**Objective:** Scan the data below for the string "ylabel". Copy every line where it appears.

**Input material:**
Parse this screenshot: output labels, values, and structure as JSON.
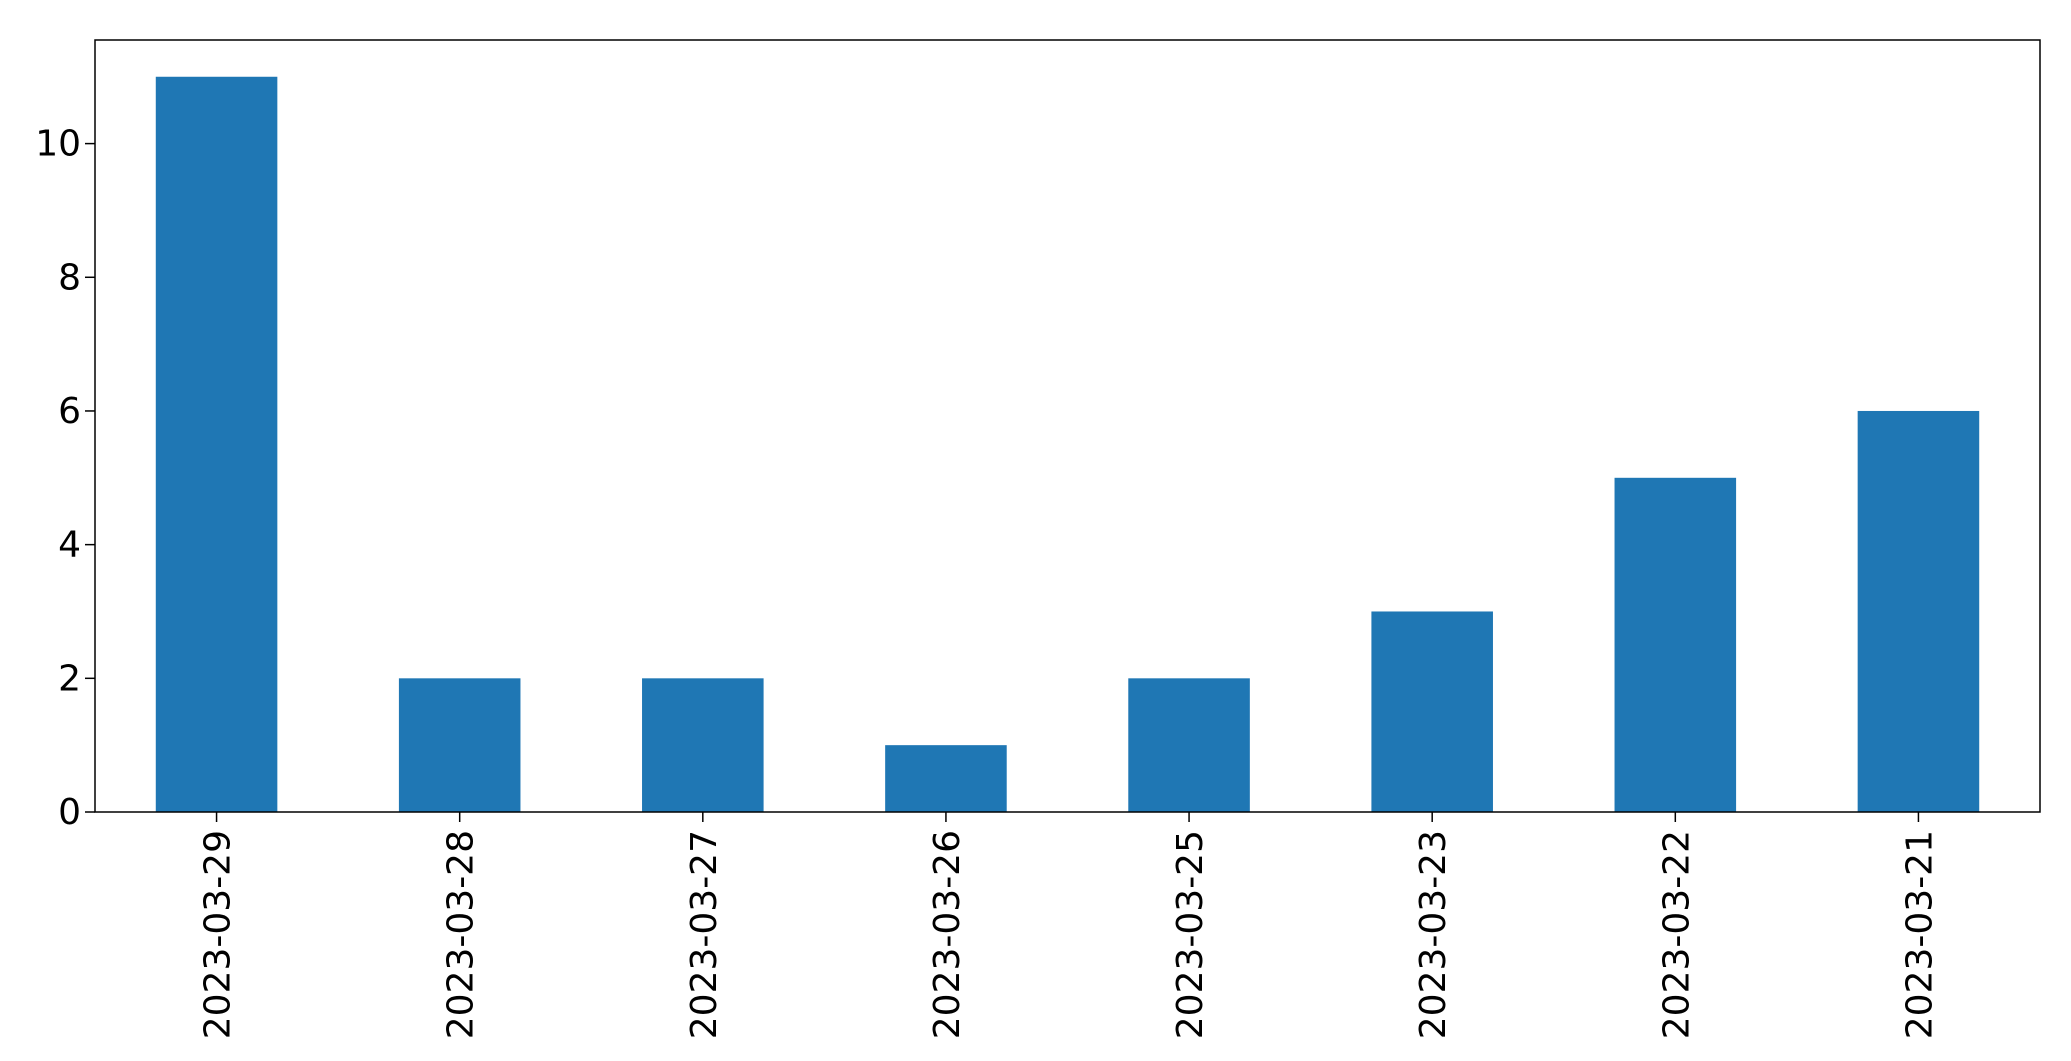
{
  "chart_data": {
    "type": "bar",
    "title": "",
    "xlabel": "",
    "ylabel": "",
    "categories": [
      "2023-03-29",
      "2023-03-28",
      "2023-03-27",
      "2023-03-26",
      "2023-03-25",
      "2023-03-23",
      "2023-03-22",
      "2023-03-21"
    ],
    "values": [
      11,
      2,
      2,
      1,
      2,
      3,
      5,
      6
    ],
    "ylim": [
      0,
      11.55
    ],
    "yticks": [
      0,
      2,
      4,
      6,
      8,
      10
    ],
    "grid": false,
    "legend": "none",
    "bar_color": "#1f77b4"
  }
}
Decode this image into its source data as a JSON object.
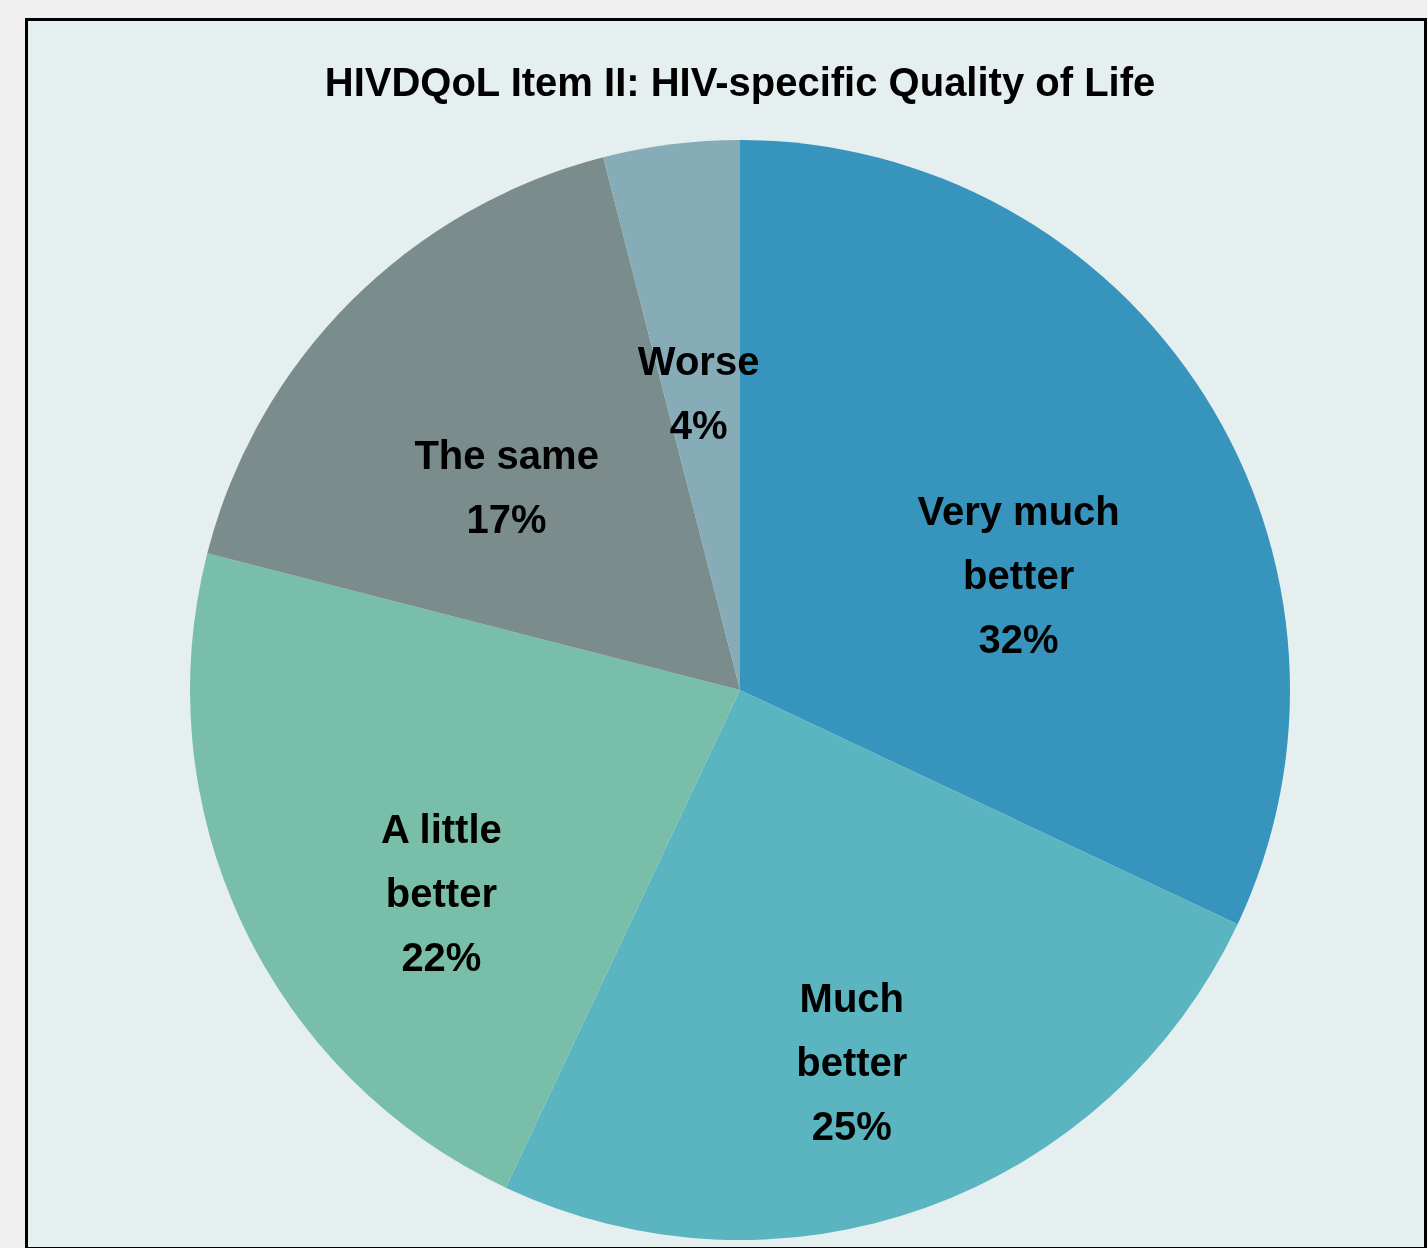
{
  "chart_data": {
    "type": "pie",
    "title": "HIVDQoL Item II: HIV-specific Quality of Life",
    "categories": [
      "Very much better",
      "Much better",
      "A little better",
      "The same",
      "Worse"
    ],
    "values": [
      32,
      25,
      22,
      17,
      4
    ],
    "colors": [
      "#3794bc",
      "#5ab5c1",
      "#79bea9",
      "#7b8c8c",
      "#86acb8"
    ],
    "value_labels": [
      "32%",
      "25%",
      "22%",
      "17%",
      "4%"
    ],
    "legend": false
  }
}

---

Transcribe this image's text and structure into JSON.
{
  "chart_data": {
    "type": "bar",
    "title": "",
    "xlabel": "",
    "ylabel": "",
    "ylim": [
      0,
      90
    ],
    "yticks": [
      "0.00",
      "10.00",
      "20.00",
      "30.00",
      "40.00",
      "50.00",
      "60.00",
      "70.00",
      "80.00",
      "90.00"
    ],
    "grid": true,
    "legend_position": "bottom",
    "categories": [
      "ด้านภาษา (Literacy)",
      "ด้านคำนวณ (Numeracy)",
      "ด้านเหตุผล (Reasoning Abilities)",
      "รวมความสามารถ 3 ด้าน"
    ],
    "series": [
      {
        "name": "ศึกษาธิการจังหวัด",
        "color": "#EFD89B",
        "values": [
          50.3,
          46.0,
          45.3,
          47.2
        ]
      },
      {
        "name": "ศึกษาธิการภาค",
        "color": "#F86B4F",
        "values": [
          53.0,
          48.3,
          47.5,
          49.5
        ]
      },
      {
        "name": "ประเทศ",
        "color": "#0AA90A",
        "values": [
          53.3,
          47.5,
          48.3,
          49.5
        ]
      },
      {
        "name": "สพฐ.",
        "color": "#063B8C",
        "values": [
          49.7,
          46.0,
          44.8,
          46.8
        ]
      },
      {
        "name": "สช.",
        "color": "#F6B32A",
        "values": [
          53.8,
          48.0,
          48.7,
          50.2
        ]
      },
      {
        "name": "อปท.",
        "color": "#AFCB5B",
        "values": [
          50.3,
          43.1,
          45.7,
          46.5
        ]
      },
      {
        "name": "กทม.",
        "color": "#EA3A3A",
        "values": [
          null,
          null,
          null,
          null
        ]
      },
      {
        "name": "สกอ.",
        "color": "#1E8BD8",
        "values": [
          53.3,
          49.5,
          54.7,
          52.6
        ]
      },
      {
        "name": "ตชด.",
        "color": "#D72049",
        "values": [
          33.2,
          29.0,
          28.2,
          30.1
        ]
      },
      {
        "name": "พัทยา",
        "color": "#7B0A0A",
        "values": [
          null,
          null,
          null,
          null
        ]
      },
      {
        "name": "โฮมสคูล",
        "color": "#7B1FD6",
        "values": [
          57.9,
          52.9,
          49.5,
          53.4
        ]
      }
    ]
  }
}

==

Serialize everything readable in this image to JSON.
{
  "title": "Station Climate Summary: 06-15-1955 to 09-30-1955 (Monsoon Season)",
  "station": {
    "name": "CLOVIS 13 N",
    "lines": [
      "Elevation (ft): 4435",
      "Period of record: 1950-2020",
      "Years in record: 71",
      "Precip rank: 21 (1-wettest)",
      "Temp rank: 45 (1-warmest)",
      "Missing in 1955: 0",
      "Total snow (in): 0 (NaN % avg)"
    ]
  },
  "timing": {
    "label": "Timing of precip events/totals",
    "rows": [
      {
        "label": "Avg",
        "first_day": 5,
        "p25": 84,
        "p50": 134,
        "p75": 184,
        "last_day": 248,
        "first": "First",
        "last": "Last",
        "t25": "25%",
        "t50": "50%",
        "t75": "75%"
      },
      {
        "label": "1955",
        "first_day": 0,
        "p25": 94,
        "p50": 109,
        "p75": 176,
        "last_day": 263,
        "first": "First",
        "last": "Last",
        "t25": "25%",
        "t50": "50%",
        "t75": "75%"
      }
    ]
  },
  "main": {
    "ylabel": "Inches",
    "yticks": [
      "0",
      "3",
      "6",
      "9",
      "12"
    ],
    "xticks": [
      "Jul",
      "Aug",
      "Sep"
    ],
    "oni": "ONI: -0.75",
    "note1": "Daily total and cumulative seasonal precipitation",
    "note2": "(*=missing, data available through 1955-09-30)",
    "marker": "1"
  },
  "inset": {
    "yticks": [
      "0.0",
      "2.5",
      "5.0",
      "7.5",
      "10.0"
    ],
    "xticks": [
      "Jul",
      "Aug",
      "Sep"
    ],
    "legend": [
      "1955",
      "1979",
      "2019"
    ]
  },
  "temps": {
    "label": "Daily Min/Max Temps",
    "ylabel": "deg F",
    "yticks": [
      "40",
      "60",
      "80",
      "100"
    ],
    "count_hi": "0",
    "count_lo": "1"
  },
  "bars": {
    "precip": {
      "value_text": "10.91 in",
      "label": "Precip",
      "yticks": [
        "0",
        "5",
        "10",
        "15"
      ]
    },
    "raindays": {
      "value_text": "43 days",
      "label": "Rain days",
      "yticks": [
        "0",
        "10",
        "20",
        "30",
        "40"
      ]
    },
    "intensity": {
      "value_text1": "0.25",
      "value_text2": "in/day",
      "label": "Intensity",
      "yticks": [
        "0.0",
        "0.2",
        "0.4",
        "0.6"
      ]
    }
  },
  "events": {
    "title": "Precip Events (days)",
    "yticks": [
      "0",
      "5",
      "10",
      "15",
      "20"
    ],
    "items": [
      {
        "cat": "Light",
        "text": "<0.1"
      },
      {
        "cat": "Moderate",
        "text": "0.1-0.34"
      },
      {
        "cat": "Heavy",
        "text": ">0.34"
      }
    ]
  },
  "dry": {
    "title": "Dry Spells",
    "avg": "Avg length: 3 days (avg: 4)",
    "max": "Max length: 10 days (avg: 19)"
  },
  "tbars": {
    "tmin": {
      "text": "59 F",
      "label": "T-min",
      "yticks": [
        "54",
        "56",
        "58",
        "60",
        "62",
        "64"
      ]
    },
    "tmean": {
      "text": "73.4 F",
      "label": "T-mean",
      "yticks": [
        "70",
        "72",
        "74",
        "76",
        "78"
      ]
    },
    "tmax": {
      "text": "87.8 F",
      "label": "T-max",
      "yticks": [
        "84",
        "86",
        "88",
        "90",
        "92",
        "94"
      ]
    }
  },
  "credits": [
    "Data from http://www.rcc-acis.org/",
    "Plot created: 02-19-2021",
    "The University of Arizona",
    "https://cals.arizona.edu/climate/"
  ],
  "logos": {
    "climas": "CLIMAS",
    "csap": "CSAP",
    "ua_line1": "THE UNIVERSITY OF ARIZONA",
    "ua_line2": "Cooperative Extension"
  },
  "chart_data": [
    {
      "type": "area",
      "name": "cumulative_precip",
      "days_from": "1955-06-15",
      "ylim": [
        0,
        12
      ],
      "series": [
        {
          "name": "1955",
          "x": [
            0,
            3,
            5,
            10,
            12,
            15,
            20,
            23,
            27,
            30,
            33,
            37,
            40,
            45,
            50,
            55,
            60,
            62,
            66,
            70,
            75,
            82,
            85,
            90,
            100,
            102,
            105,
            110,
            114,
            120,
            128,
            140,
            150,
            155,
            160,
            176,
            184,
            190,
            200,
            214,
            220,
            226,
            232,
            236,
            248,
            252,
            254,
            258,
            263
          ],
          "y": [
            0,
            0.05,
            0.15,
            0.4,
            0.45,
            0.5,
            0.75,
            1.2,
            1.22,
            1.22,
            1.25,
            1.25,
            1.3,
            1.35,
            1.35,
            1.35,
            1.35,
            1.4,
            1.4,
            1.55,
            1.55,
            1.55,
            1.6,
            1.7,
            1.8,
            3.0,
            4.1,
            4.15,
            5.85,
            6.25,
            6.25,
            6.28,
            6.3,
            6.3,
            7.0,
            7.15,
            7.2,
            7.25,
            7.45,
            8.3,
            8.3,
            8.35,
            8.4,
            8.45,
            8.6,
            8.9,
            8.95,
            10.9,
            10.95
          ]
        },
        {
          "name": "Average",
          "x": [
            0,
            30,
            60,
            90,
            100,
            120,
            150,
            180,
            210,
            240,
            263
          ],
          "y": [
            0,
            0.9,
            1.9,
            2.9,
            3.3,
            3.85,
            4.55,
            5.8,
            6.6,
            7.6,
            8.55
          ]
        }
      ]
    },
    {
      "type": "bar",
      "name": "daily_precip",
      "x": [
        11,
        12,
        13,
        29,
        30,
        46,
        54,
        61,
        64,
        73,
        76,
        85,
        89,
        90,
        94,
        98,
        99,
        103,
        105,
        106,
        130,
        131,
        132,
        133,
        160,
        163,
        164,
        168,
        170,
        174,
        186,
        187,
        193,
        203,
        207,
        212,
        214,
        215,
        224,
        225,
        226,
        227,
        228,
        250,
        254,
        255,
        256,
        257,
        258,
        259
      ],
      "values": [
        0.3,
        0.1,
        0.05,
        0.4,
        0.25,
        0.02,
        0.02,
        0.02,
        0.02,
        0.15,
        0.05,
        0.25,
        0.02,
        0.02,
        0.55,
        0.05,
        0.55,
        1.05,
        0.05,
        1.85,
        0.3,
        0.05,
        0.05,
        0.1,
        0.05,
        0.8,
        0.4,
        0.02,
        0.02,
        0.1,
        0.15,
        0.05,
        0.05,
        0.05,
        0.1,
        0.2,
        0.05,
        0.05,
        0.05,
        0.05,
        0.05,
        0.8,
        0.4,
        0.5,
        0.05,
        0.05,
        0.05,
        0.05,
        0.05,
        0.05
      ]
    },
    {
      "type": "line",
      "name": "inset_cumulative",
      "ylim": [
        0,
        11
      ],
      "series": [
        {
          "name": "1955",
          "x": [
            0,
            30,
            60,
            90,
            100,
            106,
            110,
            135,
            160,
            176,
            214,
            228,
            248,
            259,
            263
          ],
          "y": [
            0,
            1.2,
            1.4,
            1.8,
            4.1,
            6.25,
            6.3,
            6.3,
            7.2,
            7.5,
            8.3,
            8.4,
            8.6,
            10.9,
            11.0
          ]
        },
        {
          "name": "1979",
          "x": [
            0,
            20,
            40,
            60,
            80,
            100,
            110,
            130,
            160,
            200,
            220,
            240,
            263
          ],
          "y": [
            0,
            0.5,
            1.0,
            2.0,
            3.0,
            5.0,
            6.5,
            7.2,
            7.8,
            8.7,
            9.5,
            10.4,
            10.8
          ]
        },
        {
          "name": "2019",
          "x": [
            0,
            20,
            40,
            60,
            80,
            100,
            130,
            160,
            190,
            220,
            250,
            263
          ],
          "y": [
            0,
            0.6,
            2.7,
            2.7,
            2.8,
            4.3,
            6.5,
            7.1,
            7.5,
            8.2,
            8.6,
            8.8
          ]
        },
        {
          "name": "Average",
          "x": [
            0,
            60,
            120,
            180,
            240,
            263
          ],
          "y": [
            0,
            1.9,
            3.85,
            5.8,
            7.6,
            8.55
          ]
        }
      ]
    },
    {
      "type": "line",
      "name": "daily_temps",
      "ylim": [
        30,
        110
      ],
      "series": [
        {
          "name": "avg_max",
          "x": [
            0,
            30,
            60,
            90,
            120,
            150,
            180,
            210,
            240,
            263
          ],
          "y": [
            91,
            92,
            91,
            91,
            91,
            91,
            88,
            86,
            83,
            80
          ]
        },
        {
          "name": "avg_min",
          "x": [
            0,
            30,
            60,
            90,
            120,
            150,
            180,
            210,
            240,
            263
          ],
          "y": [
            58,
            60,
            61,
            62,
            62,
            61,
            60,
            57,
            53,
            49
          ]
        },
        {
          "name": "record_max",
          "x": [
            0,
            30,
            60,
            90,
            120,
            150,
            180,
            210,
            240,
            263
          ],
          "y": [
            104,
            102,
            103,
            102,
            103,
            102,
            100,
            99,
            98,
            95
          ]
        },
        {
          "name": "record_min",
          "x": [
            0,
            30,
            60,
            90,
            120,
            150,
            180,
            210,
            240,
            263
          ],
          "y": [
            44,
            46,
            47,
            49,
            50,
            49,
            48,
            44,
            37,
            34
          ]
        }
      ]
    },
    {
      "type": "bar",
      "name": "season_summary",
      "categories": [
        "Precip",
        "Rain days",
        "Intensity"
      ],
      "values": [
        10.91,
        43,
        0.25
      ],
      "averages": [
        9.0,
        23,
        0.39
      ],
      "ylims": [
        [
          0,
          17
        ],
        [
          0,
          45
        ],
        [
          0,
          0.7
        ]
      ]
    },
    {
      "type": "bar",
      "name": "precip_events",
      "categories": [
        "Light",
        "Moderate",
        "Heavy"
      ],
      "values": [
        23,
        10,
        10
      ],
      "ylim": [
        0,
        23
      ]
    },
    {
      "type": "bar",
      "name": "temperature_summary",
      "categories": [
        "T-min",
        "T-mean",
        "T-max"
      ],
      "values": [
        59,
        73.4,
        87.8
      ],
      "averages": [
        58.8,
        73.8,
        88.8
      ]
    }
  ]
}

**Written solution:**
    "ylabel": "",
    "ylabel": "",
    "ylabel": "Inches",
    "ylabel": "deg F",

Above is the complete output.